## [YOUR GOAL]
Print all the records exactly, please.
-- start of DATA EXCERPTS --
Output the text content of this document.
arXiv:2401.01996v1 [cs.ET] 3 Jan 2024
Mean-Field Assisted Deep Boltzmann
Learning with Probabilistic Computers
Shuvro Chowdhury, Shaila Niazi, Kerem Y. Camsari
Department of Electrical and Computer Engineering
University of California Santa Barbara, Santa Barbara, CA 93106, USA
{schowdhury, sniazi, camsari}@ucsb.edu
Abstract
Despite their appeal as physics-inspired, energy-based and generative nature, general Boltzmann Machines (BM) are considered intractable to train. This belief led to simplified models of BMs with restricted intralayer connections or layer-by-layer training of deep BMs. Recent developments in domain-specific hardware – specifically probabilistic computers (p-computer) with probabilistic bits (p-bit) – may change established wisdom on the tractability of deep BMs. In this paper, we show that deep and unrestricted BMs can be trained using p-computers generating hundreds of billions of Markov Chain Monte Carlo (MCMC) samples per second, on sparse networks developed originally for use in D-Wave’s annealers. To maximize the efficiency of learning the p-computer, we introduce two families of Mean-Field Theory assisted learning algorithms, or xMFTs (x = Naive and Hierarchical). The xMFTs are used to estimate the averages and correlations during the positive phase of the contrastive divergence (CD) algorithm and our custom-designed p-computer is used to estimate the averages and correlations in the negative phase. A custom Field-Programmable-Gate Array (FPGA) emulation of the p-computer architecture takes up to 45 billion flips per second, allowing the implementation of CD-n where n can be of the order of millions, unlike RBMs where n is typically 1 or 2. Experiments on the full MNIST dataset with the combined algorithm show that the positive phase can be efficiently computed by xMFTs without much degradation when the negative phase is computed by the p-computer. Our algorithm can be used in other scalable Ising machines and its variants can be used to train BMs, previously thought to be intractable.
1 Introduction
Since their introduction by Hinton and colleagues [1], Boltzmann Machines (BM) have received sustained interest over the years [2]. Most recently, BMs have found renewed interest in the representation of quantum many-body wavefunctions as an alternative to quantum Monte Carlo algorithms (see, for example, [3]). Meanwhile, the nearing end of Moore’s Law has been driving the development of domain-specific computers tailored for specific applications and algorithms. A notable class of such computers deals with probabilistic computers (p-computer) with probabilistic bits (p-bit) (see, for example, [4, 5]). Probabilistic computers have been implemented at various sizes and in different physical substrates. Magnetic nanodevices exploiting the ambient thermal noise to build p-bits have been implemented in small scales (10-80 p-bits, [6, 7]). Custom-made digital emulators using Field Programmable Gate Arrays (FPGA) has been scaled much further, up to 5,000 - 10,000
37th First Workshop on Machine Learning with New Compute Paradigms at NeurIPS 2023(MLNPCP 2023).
-- end of DATA EXCERPTS --
## [WRITTEN RESPONSE]
Output the text content of this document.
arXiv:2401.01996v1 [cs.ET] 3 Jan 2024
Mean-Field Assisted Deep Boltzmann
Learning with Probabilistic Computers
Shuvro Chowdhury, Shaila Niazi, Kerem Y. Camsari
Department of Electrical and Computer Engineering
University of California Santa Barbara, Santa Barbara, CA 93106, USA
{schowdhury, sniazi, camsari}@ucsb.edu
Abstract
Despite their appeal as physics-inspired, energy-based and generative nature, general Boltzmann Machines (BM) are considered intractable to train. This belief led to simplified models of BMs with restricted intralayer connections or layer-by-layer training of deep BMs. Recent developments in domain-specific hardware – specifically probabilistic computers (p-computer) with probabilistic bits (p-bit) – may change established wisdom on the tractability of deep BMs. In this paper, we show that deep and unrestricted BMs can be trained using p-computers generating hundreds of billions of Markov Chain Monte Carlo (MCMC) samples per second, on sparse networks developed originally for use in D-Wave’s annealers. To maximize the efficiency of learning the p-computer, we introduce two families of Mean-Field Theory assisted learning algorithms, or xMFTs (x = Naive and Hierarchical). The xMFTs are used to estimate the averages and correlations during the positive phase of the contrastive divergence (CD) algorithm and our custom-designed p-computer is used to estimate the averages and correlations in the negative phase. A custom Field-Programmable-Gate Array (FPGA) emulation of the p-computer architecture takes up to 45 billion flips per second, allowing the implementation of CD-n where n can be of the order of millions, unlike RBMs where n is typically 1 or 2. Experiments on the full MNIST dataset with the combined algorithm show that the positive phase can be efficiently computed by xMFTs without much degradation when the negative phase is computed by the p-computer. Our algorithm can be used in other scalable Ising machines and its variants can be used to train BMs, previously thought to be intractable.
1 Introduction
Since their introduction by Hinton and colleagues [1], Boltzmann Machines (BM) have received sustained interest over the years [2]. Most recently, BMs have found renewed interest in the representation of quantum many-body wavefunctions as an alternative to quantum Monte Carlo algorithms (see, for example, [3]). Meanwhile, the nearing end of Moore’s Law has been driving the development of domain-specific computers tailored for specific applications and algorithms. A notable class of such computers deals with probabilistic computers (p-computer) with probabilistic bits (p-bit) (see, for example, [4, 5]). Probabilistic computers have been implemented at various sizes and in different physical substrates. Magnetic nanodevices exploiting the ambient thermal noise to build p-bits have been implemented in small scales (10-80 p-bits, [6, 7]). Custom-made digital emulators using Field Programmable Gate Arrays (FPGA) has been scaled much further, up to 5,000 - 10,000
37th First Workshop on Machine Learning with New Compute Paradigms at NeurIPS 2023(MLNPCP 2023).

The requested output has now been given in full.